[Dataset listings of figures]
···
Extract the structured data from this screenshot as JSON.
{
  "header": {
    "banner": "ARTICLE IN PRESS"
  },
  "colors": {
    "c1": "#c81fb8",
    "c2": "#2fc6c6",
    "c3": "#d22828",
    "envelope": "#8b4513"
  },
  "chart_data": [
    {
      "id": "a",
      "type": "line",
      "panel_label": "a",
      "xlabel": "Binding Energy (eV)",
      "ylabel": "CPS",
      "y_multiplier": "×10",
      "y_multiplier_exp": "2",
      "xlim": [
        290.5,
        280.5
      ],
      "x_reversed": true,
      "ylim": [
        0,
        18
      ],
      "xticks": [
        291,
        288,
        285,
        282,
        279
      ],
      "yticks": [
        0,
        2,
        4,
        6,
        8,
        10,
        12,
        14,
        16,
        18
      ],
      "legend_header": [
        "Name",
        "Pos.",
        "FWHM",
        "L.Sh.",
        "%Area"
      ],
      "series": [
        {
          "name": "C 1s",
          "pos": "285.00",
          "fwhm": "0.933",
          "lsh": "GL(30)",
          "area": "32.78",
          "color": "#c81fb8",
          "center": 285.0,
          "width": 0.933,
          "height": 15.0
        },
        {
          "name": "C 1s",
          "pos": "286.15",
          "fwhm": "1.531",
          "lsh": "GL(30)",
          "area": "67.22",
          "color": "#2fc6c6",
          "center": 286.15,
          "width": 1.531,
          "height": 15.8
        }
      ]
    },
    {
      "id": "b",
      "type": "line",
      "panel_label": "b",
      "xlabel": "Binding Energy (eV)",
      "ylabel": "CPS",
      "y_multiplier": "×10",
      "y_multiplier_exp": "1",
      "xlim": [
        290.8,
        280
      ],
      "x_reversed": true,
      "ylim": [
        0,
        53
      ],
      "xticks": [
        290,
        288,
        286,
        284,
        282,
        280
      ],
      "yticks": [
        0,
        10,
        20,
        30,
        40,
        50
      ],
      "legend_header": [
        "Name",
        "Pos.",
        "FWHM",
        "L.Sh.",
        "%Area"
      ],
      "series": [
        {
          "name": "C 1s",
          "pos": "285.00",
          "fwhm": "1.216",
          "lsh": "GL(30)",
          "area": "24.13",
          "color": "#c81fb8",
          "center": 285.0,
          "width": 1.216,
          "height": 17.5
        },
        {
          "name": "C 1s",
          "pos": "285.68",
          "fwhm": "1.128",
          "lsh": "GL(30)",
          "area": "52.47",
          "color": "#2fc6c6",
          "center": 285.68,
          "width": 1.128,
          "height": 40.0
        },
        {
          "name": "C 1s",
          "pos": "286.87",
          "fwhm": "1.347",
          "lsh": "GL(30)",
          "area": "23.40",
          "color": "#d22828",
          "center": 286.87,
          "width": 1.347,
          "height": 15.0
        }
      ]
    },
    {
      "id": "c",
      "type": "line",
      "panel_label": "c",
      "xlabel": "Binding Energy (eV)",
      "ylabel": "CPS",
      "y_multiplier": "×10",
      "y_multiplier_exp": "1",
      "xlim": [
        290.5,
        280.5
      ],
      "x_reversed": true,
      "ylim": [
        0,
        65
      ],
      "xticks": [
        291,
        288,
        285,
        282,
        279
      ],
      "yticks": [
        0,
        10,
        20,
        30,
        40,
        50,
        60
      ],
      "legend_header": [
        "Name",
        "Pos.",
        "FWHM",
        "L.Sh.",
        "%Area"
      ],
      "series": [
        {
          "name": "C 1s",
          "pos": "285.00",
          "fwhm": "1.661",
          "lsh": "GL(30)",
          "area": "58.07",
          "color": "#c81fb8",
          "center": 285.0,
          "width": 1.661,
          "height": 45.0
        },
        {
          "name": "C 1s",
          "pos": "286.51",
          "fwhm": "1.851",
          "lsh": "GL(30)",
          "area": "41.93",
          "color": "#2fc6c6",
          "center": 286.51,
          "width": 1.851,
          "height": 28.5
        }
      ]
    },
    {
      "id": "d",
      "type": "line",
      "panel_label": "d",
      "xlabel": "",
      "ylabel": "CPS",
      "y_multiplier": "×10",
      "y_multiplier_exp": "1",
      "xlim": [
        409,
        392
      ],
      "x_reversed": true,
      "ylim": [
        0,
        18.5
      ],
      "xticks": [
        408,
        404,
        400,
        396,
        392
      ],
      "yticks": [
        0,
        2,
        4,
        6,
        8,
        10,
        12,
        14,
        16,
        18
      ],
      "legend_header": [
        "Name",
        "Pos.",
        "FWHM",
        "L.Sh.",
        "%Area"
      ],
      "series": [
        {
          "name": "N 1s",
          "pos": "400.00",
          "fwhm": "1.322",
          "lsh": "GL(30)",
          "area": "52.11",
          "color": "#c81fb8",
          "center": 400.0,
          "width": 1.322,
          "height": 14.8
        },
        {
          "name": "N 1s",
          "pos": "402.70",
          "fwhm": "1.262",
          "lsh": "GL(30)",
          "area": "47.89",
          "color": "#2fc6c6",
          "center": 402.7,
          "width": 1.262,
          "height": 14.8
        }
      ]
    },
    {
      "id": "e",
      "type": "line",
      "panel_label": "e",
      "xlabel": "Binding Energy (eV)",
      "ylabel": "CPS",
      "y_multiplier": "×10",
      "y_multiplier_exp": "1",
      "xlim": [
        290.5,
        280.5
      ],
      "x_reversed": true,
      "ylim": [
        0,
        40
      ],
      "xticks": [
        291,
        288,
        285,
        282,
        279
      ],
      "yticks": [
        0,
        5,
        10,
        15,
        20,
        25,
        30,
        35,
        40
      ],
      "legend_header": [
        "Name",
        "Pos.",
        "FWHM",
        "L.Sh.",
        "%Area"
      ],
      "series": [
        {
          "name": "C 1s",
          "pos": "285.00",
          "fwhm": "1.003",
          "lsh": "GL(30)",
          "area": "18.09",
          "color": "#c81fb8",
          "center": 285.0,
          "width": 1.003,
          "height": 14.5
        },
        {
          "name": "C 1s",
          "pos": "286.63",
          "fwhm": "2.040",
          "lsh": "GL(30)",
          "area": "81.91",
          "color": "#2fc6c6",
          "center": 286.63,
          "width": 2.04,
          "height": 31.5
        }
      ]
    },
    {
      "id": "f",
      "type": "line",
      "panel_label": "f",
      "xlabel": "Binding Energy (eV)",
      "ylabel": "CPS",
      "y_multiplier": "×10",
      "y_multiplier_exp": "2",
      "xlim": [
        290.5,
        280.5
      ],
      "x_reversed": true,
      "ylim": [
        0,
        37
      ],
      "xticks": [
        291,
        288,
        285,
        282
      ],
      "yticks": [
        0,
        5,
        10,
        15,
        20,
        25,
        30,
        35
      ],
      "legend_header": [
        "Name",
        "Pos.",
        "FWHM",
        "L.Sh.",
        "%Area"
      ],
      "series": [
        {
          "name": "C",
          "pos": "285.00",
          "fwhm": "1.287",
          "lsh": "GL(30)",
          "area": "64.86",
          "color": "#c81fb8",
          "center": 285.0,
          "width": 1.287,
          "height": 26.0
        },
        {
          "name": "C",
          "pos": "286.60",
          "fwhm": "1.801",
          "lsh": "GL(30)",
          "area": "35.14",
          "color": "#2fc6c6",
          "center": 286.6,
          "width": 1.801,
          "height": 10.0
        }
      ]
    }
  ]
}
···
Objective –
Copy every line verbatim.

In response –
Extract the structured data from this screenshot as JSON.
{
  "header": {
    "banner": "ARTICLE IN PRESS"
  },
  "colors": {
    "c1": "#c81fb8",
    "c2": "#2fc6c6",
    "c3": "#d22828",
    "envelope": "#8b4513"
  },
  "chart_data": [
    {
      "id": "a",
      "type": "line",
      "panel_label": "a",
      "xlabel": "Binding Energy (eV)",
      "ylabel": "CPS",
      "y_multiplier": "×10",
      "y_multiplier_exp": "2",
      "xlim": [
        290.5,
        280.5
      ],
      "x_reversed": true,
      "ylim": [
        0,
        18
      ],
      "xticks": [
        291,
        288,
        285,
        282,
        279
      ],
      "yticks": [
        0,
        2,
        4,
        6,
        8,
        10,
        12,
        14,
        16,
        18
      ],
      "legend_header": [
        "Name",
        "Pos.",
        "FWHM",
        "L.Sh.",
        "%Area"
      ],
      "series": [
        {
          "name": "C 1s",
          "pos": "285.00",
          "fwhm": "0.933",
          "lsh": "GL(30)",
          "area": "32.78",
          "color": "#c81fb8",
          "center": 285.0,
          "width": 0.933,
          "height": 15.0
        },
        {
          "name": "C 1s",
          "pos": "286.15",
          "fwhm": "1.531",
          "lsh": "GL(30)",
          "area": "67.22",
          "color": "#2fc6c6",
          "center": 286.15,
          "width": 1.531,
          "height": 15.8
        }
      ]
    },
    {
      "id": "b",
      "type": "line",
      "panel_label": "b",
      "xlabel": "Binding Energy (eV)",
      "ylabel": "CPS",
      "y_multiplier": "×10",
      "y_multiplier_exp": "1",
      "xlim": [
        290.8,
        280
      ],
      "x_reversed": true,
      "ylim": [
        0,
        53
      ],
      "xticks": [
        290,
        288,
        286,
        284,
        282,
        280
      ],
      "yticks": [
        0,
        10,
        20,
        30,
        40,
        50
      ],
      "legend_header": [
        "Name",
        "Pos.",
        "FWHM",
        "L.Sh.",
        "%Area"
      ],
      "series": [
        {
          "name": "C 1s",
          "pos": "285.00",
          "fwhm": "1.216",
          "lsh": "GL(30)",
          "area": "24.13",
          "color": "#c81fb8",
          "center": 285.0,
          "width": 1.216,
          "height": 17.5
        },
        {
          "name": "C 1s",
          "pos": "285.68",
          "fwhm": "1.128",
          "lsh": "GL(30)",
          "area": "52.47",
          "color": "#2fc6c6",
          "center": 285.68,
          "width": 1.128,
          "height": 40.0
        },
        {
          "name": "C 1s",
          "pos": "286.87",
          "fwhm": "1.347",
          "lsh": "GL(30)",
          "area": "23.40",
          "color": "#d22828",
          "center": 286.87,
          "width": 1.347,
          "height": 15.0
        }
      ]
    },
    {
      "id": "c",
      "type": "line",
      "panel_label": "c",
      "xlabel": "Binding Energy (eV)",
      "ylabel": "CPS",
      "y_multiplier": "×10",
      "y_multiplier_exp": "1",
      "xlim": [
        290.5,
        280.5
      ],
      "x_reversed": true,
      "ylim": [
        0,
        65
      ],
      "xticks": [
        291,
        288,
        285,
        282,
        279
      ],
      "yticks": [
        0,
        10,
        20,
        30,
        40,
        50,
        60
      ],
      "legend_header": [
        "Name",
        "Pos.",
        "FWHM",
        "L.Sh.",
        "%Area"
      ],
      "series": [
        {
          "name": "C 1s",
          "pos": "285.00",
          "fwhm": "1.661",
          "lsh": "GL(30)",
          "area": "58.07",
          "color": "#c81fb8",
          "center": 285.0,
          "width": 1.661,
          "height": 45.0
        },
        {
          "name": "C 1s",
          "pos": "286.51",
          "fwhm": "1.851",
          "lsh": "GL(30)",
          "area": "41.93",
          "color": "#2fc6c6",
          "center": 286.51,
          "width": 1.851,
          "height": 28.5
        }
      ]
    },
    {
      "id": "d",
      "type": "line",
      "panel_label": "d",
      "xlabel": "",
      "ylabel": "CPS",
      "y_multiplier": "×10",
      "y_multiplier_exp": "1",
      "xlim": [
        409,
        392
      ],
      "x_reversed": true,
      "ylim": [
        0,
        18.5
      ],
      "xticks": [
        408,
        404,
        400,
        396,
        392
      ],
      "yticks": [
        0,
        2,
        4,
        6,
        8,
        10,
        12,
        14,
        16,
        18
      ],
      "legend_header": [
        "Name",
        "Pos.",
        "FWHM",
        "L.Sh.",
        "%Area"
      ],
      "series": [
        {
          "name": "N 1s",
          "pos": "400.00",
          "fwhm": "1.322",
          "lsh": "GL(30)",
          "area": "52.11",
          "color": "#c81fb8",
          "center": 400.0,
          "width": 1.322,
          "height": 14.8
        },
        {
          "name": "N 1s",
          "pos": "402.70",
          "fwhm": "1.262",
          "lsh": "GL(30)",
          "area": "47.89",
          "color": "#2fc6c6",
          "center": 402.7,
          "width": 1.262,
          "height": 14.8
        }
      ]
    },
    {
      "id": "e",
      "type": "line",
      "panel_label": "e",
      "xlabel": "Binding Energy (eV)",
      "ylabel": "CPS",
      "y_multiplier": "×10",
      "y_multiplier_exp": "1",
      "xlim": [
        290.5,
        280.5
      ],
      "x_reversed": true,
      "ylim": [
        0,
        40
      ],
      "xticks": [
        291,
        288,
        285,
        282,
        279
      ],
      "yticks": [
        0,
        5,
        10,
        15,
        20,
        25,
        30,
        35,
        40
      ],
      "legend_header": [
        "Name",
        "Pos.",
        "FWHM",
        "L.Sh.",
        "%Area"
      ],
      "series": [
        {
          "name": "C 1s",
          "pos": "285.00",
          "fwhm": "1.003",
          "lsh": "GL(30)",
          "area": "18.09",
          "color": "#c81fb8",
          "center": 285.0,
          "width": 1.003,
          "height": 14.5
        },
        {
          "name": "C 1s",
          "pos": "286.63",
          "fwhm": "2.040",
          "lsh": "GL(30)",
          "area": "81.91",
          "color": "#2fc6c6",
          "center": 286.63,
          "width": 2.04,
          "height": 31.5
        }
      ]
    },
    {
      "id": "f",
      "type": "line",
      "panel_label": "f",
      "xlabel": "Binding Energy (eV)",
      "ylabel": "CPS",
      "y_multiplier": "×10",
      "y_multiplier_exp": "2",
      "xlim": [
        290.5,
        280.5
      ],
      "x_reversed": true,
      "ylim": [
        0,
        37
      ],
      "xticks": [
        291,
        288,
        285,
        282
      ],
      "yticks": [
        0,
        5,
        10,
        15,
        20,
        25,
        30,
        35
      ],
      "legend_header": [
        "Name",
        "Pos.",
        "FWHM",
        "L.Sh.",
        "%Area"
      ],
      "series": [
        {
          "name": "C",
          "pos": "285.00",
          "fwhm": "1.287",
          "lsh": "GL(30)",
          "area": "64.86",
          "color": "#c81fb8",
          "center": 285.0,
          "width": 1.287,
          "height": 26.0
        },
        {
          "name": "C",
          "pos": "286.60",
          "fwhm": "1.801",
          "lsh": "GL(30)",
          "area": "35.14",
          "color": "#2fc6c6",
          "center": 286.6,
          "width": 1.801,
          "height": 10.0
        }
      ]
    }
  ]
}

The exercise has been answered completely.